* EXERCISE *
Quote the listing below in full and exactly as written, but omit every picture.

* GIVEN INFORMATION *
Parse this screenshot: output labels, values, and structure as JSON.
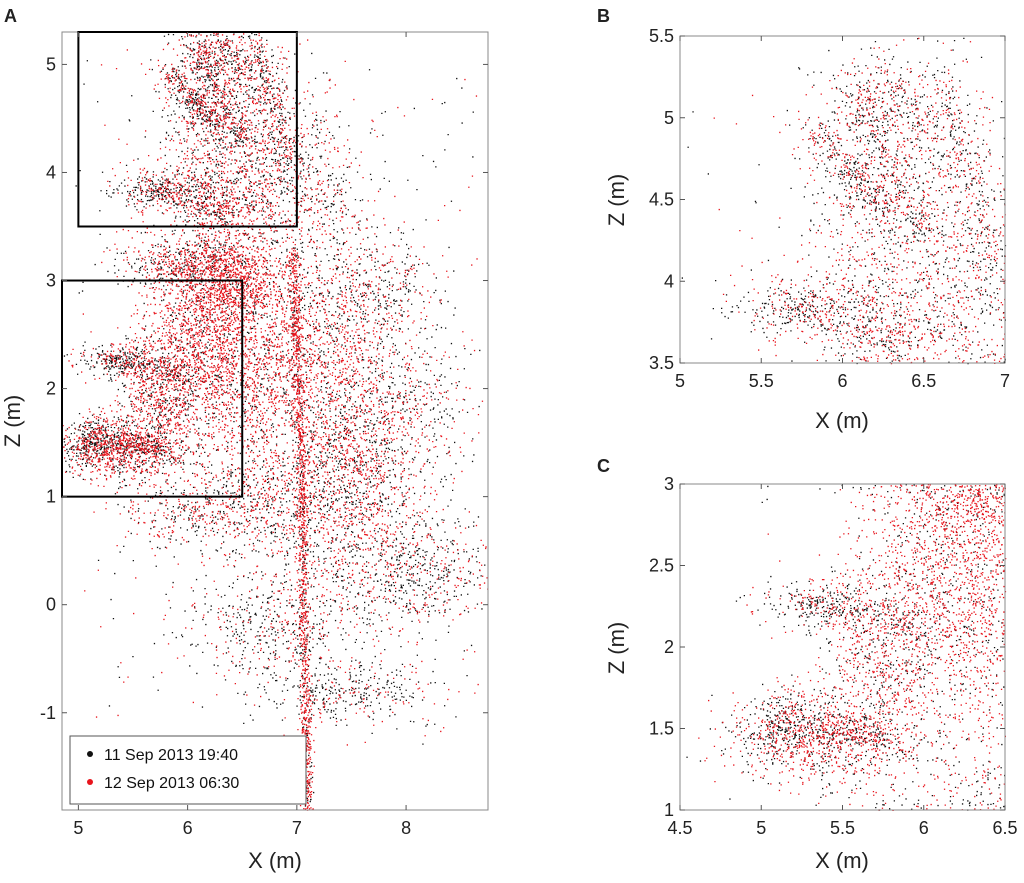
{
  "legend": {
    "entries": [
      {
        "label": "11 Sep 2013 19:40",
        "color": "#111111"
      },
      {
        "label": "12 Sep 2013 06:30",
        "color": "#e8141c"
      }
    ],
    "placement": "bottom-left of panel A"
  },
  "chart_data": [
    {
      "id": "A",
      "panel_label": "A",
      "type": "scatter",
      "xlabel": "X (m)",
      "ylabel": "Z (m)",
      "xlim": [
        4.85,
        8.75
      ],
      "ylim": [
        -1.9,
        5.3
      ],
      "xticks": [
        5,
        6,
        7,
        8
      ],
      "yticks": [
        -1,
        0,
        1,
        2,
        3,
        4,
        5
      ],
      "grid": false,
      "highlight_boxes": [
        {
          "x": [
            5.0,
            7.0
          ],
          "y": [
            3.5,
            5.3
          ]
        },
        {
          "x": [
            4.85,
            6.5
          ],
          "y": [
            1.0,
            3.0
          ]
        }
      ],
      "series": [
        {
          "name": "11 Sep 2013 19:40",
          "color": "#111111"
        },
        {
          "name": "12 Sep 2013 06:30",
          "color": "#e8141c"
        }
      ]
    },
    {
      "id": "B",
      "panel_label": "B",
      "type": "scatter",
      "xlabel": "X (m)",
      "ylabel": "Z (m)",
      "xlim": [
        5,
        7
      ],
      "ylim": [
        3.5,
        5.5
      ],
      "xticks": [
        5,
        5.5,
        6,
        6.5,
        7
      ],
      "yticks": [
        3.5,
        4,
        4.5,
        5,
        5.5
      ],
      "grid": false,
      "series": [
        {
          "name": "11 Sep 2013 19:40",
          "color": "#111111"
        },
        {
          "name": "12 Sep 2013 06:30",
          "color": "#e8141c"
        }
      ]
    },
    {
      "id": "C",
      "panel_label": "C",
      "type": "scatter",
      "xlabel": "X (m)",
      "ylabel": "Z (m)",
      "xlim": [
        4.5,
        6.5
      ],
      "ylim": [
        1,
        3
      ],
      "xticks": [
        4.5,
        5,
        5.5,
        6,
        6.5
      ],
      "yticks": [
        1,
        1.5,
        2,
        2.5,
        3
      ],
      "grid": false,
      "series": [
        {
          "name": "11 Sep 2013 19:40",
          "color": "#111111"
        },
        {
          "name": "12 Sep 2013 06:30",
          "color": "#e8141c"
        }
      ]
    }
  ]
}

* ANSWER *
Parse this screenshot: output labels, values, and structure as JSON.
{
  "legend": {
    "entries": [
      {
        "label": "11 Sep 2013 19:40",
        "color": "#111111"
      },
      {
        "label": "12 Sep 2013 06:30",
        "color": "#e8141c"
      }
    ],
    "placement": "bottom-left of panel A"
  },
  "chart_data": [
    {
      "id": "A",
      "panel_label": "A",
      "type": "scatter",
      "xlabel": "X (m)",
      "ylabel": "Z (m)",
      "xlim": [
        4.85,
        8.75
      ],
      "ylim": [
        -1.9,
        5.3
      ],
      "xticks": [
        5,
        6,
        7,
        8
      ],
      "yticks": [
        -1,
        0,
        1,
        2,
        3,
        4,
        5
      ],
      "grid": false,
      "highlight_boxes": [
        {
          "x": [
            5.0,
            7.0
          ],
          "y": [
            3.5,
            5.3
          ]
        },
        {
          "x": [
            4.85,
            6.5
          ],
          "y": [
            1.0,
            3.0
          ]
        }
      ],
      "series": [
        {
          "name": "11 Sep 2013 19:40",
          "color": "#111111"
        },
        {
          "name": "12 Sep 2013 06:30",
          "color": "#e8141c"
        }
      ]
    },
    {
      "id": "B",
      "panel_label": "B",
      "type": "scatter",
      "xlabel": "X (m)",
      "ylabel": "Z (m)",
      "xlim": [
        5,
        7
      ],
      "ylim": [
        3.5,
        5.5
      ],
      "xticks": [
        5,
        5.5,
        6,
        6.5,
        7
      ],
      "yticks": [
        3.5,
        4,
        4.5,
        5,
        5.5
      ],
      "grid": false,
      "series": [
        {
          "name": "11 Sep 2013 19:40",
          "color": "#111111"
        },
        {
          "name": "12 Sep 2013 06:30",
          "color": "#e8141c"
        }
      ]
    },
    {
      "id": "C",
      "panel_label": "C",
      "type": "scatter",
      "xlabel": "X (m)",
      "ylabel": "Z (m)",
      "xlim": [
        4.5,
        6.5
      ],
      "ylim": [
        1,
        3
      ],
      "xticks": [
        4.5,
        5,
        5.5,
        6,
        6.5
      ],
      "yticks": [
        1,
        1.5,
        2,
        2.5,
        3
      ],
      "grid": false,
      "series": [
        {
          "name": "11 Sep 2013 19:40",
          "color": "#111111"
        },
        {
          "name": "12 Sep 2013 06:30",
          "color": "#e8141c"
        }
      ]
    }
  ]
}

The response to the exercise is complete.